WORK TO COMPLETE:
Pick out every line of the entries below where "Sonntag" occurs, and copy those lines.

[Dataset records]
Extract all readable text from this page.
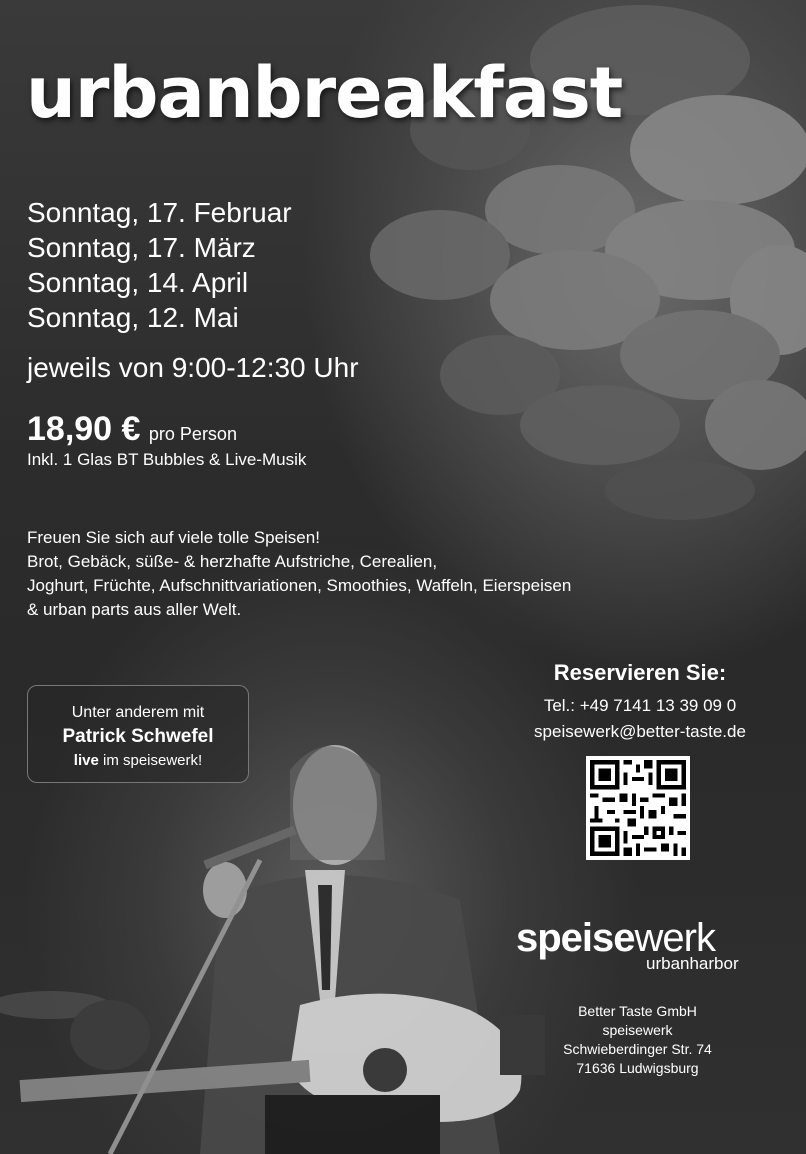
urbanbreakfast
Sonntag, 17. Februar
Sonntag, 17. März
Sonntag, 14. April
Sonntag, 12. Mai
jeweils von 9:00-12:30 Uhr
18,90 € pro Person
Inkl. 1 Glas BT Bubbles & Live-Musik
Freuen Sie sich auf viele tolle Speisen!
Brot, Gebäck, süße- & herzhafte Aufstriche, Cerealien,
Joghurt, Früchte, Aufschnittvariationen, Smoothies, Waffeln, Eierspeisen
& urban parts aus aller Welt.
Unter anderem mit
Patrick Schwefel
live im speisewerk!
Reservieren Sie:
Tel.: +49 7141 13 39 09 0
speisewerk@better-taste.de
speisewerk
urbanharbor
Better Taste GmbH
speisewerk
Schwieberdinger Str. 74
71636 Ludwigsburg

SOLUTION FOR THIS TASK:
Sonntag, 17. Februar
Sonntag, 17. März
Sonntag, 14. April
Sonntag, 12. Mai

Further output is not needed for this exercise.